### DATA EXCERPTS
• • •

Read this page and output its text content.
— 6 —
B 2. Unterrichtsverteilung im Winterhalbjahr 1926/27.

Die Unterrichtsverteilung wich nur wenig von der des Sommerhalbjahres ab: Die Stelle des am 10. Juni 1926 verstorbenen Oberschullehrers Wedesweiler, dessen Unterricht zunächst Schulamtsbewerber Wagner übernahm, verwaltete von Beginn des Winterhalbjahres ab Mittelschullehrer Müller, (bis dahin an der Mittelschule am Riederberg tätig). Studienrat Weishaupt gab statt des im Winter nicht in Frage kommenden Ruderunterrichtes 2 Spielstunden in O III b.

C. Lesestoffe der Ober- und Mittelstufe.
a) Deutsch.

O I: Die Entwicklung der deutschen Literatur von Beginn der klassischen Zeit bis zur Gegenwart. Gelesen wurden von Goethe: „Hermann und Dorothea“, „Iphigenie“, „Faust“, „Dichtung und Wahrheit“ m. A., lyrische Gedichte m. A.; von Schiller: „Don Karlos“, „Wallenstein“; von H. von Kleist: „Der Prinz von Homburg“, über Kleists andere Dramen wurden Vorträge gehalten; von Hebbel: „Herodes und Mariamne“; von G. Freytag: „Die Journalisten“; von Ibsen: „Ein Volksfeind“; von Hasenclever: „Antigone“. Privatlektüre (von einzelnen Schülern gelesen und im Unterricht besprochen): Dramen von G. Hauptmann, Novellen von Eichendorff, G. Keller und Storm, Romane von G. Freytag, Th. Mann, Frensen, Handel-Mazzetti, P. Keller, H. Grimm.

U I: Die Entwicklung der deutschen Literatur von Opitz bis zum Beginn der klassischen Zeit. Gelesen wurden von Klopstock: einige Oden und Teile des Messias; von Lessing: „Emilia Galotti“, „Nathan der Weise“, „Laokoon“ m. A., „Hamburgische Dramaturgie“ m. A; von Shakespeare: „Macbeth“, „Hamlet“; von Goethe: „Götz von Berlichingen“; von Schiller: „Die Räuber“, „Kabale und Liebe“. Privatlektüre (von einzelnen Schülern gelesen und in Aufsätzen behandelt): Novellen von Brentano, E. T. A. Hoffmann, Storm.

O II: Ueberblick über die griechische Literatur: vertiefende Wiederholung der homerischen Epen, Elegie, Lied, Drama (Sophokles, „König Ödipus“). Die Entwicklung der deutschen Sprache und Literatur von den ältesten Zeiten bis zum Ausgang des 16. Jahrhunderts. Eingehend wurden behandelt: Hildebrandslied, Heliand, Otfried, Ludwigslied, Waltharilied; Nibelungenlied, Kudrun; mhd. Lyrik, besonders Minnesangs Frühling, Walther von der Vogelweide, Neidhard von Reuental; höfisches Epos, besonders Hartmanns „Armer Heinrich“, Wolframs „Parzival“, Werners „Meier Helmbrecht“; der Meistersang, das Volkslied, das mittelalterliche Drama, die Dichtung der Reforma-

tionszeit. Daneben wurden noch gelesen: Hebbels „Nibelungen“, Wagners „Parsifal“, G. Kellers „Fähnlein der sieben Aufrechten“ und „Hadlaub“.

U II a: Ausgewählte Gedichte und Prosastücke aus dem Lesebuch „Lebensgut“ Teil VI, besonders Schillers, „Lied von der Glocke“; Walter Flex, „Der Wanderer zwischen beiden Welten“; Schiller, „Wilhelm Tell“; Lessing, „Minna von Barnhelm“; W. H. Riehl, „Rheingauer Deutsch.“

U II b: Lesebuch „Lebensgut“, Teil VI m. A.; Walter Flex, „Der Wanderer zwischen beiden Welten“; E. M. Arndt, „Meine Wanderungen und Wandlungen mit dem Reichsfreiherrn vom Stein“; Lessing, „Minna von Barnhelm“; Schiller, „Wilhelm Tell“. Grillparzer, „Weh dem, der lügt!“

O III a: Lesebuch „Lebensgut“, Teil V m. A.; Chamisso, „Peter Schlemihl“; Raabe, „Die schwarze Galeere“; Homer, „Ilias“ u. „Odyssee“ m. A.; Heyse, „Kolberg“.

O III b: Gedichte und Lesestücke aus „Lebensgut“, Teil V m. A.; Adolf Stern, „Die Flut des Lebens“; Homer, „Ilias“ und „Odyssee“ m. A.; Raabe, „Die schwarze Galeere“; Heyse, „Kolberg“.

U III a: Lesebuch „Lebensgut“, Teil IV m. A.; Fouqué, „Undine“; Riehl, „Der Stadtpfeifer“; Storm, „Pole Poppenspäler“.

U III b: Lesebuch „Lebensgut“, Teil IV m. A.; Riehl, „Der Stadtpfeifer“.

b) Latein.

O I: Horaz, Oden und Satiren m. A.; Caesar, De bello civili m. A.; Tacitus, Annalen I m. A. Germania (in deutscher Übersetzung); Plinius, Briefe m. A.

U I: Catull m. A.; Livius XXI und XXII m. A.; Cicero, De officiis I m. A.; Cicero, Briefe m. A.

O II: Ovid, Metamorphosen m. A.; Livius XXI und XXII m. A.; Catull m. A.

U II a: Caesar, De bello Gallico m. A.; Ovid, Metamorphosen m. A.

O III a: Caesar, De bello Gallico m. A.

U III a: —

• • •

### WHAT IS ASKED
Each record above should be returned exactly as it appears.

### WRITTEN RESPONSE
Read this page and output its text content.
— 6 —
B 2. Unterrichtsverteilung im Winterhalbjahr 1926/27.

Die Unterrichtsverteilung wich nur wenig von der des Sommerhalbjahres ab: Die Stelle des am 10. Juni 1926 verstorbenen Oberschullehrers Wedesweiler, dessen Unterricht zunächst Schulamtsbewerber Wagner übernahm, verwaltete von Beginn des Winterhalbjahres ab Mittelschullehrer Müller, (bis dahin an der Mittelschule am Riederberg tätig). Studienrat Weishaupt gab statt des im Winter nicht in Frage kommenden Ruderunterrichtes 2 Spielstunden in O III b.

C. Lesestoffe der Ober- und Mittelstufe.
a) Deutsch.

O I: Die Entwicklung der deutschen Literatur von Beginn der klassischen Zeit bis zur Gegenwart. Gelesen wurden von Goethe: „Hermann und Dorothea“, „Iphigenie“, „Faust“, „Dichtung und Wahrheit“ m. A., lyrische Gedichte m. A.; von Schiller: „Don Karlos“, „Wallenstein“; von H. von Kleist: „Der Prinz von Homburg“, über Kleists andere Dramen wurden Vorträge gehalten; von Hebbel: „Herodes und Mariamne“; von G. Freytag: „Die Journalisten“; von Ibsen: „Ein Volksfeind“; von Hasenclever: „Antigone“. Privatlektüre (von einzelnen Schülern gelesen und im Unterricht besprochen): Dramen von G. Hauptmann, Novellen von Eichendorff, G. Keller und Storm, Romane von G. Freytag, Th. Mann, Frensen, Handel-Mazzetti, P. Keller, H. Grimm.

U I: Die Entwicklung der deutschen Literatur von Opitz bis zum Beginn der klassischen Zeit. Gelesen wurden von Klopstock: einige Oden und Teile des Messias; von Lessing: „Emilia Galotti“, „Nathan der Weise“, „Laokoon“ m. A., „Hamburgische Dramaturgie“ m. A; von Shakespeare: „Macbeth“, „Hamlet“; von Goethe: „Götz von Berlichingen“; von Schiller: „Die Räuber“, „Kabale und Liebe“. Privatlektüre (von einzelnen Schülern gelesen und in Aufsätzen behandelt): Novellen von Brentano, E. T. A. Hoffmann, Storm.

O II: Ueberblick über die griechische Literatur: vertiefende Wiederholung der homerischen Epen, Elegie, Lied, Drama (Sophokles, „König Ödipus“). Die Entwicklung der deutschen Sprache und Literatur von den ältesten Zeiten bis zum Ausgang des 16. Jahrhunderts. Eingehend wurden behandelt: Hildebrandslied, Heliand, Otfried, Ludwigslied, Waltharilied; Nibelungenlied, Kudrun; mhd. Lyrik, besonders Minnesangs Frühling, Walther von der Vogelweide, Neidhard von Reuental; höfisches Epos, besonders Hartmanns „Armer Heinrich“, Wolframs „Parzival“, Werners „Meier Helmbrecht“; der Meistersang, das Volkslied, das mittelalterliche Drama, die Dichtung der Reforma-

tionszeit. Daneben wurden noch gelesen: Hebbels „Nibelungen“, Wagners „Parsifal“, G. Kellers „Fähnlein der sieben Aufrechten“ und „Hadlaub“.

U II a: Ausgewählte Gedichte und Prosastücke aus dem Lesebuch „Lebensgut“ Teil VI, besonders Schillers, „Lied von der Glocke“; Walter Flex, „Der Wanderer zwischen beiden Welten“; Schiller, „Wilhelm Tell“; Lessing, „Minna von Barnhelm“; W. H. Riehl, „Rheingauer Deutsch.“

U II b: Lesebuch „Lebensgut“, Teil VI m. A.; Walter Flex, „Der Wanderer zwischen beiden Welten“; E. M. Arndt, „Meine Wanderungen und Wandlungen mit dem Reichsfreiherrn vom Stein“; Lessing, „Minna von Barnhelm“; Schiller, „Wilhelm Tell“. Grillparzer, „Weh dem, der lügt!“

O III a: Lesebuch „Lebensgut“, Teil V m. A.; Chamisso, „Peter Schlemihl“; Raabe, „Die schwarze Galeere“; Homer, „Ilias“ u. „Odyssee“ m. A.; Heyse, „Kolberg“.

O III b: Gedichte und Lesestücke aus „Lebensgut“, Teil V m. A.; Adolf Stern, „Die Flut des Lebens“; Homer, „Ilias“ und „Odyssee“ m. A.; Raabe, „Die schwarze Galeere“; Heyse, „Kolberg“.

U III a: Lesebuch „Lebensgut“, Teil IV m. A.; Fouqué, „Undine“; Riehl, „Der Stadtpfeifer“; Storm, „Pole Poppenspäler“.

U III b: Lesebuch „Lebensgut“, Teil IV m. A.; Riehl, „Der Stadtpfeifer“.

b) Latein.

O I: Horaz, Oden und Satiren m. A.; Caesar, De bello civili m. A.; Tacitus, Annalen I m. A. Germania (in deutscher Übersetzung); Plinius, Briefe m. A.

U I: Catull m. A.; Livius XXI und XXII m. A.; Cicero, De officiis I m. A.; Cicero, Briefe m. A.

O II: Ovid, Metamorphosen m. A.; Livius XXI und XXII m. A.; Catull m. A.

U II a: Caesar, De bello Gallico m. A.; Ovid, Metamorphosen m. A.

O III a: Caesar, De bello Gallico m. A.

U III a: —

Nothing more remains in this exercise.